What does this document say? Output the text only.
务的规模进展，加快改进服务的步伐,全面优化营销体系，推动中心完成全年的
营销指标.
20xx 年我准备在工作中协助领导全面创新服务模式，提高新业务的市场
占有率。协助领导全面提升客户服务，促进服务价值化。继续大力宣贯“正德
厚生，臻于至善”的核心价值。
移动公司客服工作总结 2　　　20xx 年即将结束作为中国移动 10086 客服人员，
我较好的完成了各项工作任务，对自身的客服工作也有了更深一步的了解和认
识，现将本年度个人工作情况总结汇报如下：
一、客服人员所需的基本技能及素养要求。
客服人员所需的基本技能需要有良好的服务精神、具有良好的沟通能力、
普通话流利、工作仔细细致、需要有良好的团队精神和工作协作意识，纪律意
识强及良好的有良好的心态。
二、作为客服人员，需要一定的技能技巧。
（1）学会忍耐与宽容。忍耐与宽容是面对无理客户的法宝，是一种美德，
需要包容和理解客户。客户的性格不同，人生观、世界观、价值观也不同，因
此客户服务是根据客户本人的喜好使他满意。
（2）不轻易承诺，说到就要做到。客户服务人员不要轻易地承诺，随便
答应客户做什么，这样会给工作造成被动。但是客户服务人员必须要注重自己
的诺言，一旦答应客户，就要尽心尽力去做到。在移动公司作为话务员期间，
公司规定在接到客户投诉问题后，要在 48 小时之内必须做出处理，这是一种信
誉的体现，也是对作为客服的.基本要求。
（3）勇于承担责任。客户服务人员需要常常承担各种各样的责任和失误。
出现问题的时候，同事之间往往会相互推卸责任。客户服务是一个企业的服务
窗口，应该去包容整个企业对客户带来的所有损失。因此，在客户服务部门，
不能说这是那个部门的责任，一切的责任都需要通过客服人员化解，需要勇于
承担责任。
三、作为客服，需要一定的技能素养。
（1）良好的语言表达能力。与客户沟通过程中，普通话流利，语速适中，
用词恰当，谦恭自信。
▬▬▬▬▬▬
### What you are asked to do:
Return each entry from above without altering a single character.

### Final result:
What does this document say? Output the text only.
务的规模进展，加快改进服务的步伐,全面优化营销体系，推动中心完成全年的
营销指标.
20xx 年我准备在工作中协助领导全面创新服务模式，提高新业务的市场
占有率。协助领导全面提升客户服务，促进服务价值化。继续大力宣贯“正德
厚生，臻于至善”的核心价值。
移动公司客服工作总结 2　　　20xx 年即将结束作为中国移动 10086 客服人员，
我较好的完成了各项工作任务，对自身的客服工作也有了更深一步的了解和认
识，现将本年度个人工作情况总结汇报如下：
一、客服人员所需的基本技能及素养要求。
客服人员所需的基本技能需要有良好的服务精神、具有良好的沟通能力、
普通话流利、工作仔细细致、需要有良好的团队精神和工作协作意识，纪律意
识强及良好的有良好的心态。
二、作为客服人员，需要一定的技能技巧。
（1）学会忍耐与宽容。忍耐与宽容是面对无理客户的法宝，是一种美德，
需要包容和理解客户。客户的性格不同，人生观、世界观、价值观也不同，因
此客户服务是根据客户本人的喜好使他满意。
（2）不轻易承诺，说到就要做到。客户服务人员不要轻易地承诺，随便
答应客户做什么，这样会给工作造成被动。但是客户服务人员必须要注重自己
的诺言，一旦答应客户，就要尽心尽力去做到。在移动公司作为话务员期间，
公司规定在接到客户投诉问题后，要在 48 小时之内必须做出处理，这是一种信
誉的体现，也是对作为客服的.基本要求。
（3）勇于承担责任。客户服务人员需要常常承担各种各样的责任和失误。
出现问题的时候，同事之间往往会相互推卸责任。客户服务是一个企业的服务
窗口，应该去包容整个企业对客户带来的所有损失。因此，在客户服务部门，
不能说这是那个部门的责任，一切的责任都需要通过客服人员化解，需要勇于
承担责任。
三、作为客服，需要一定的技能素养。
（1）良好的语言表达能力。与客户沟通过程中，普通话流利，语速适中，
用词恰当，谦恭自信。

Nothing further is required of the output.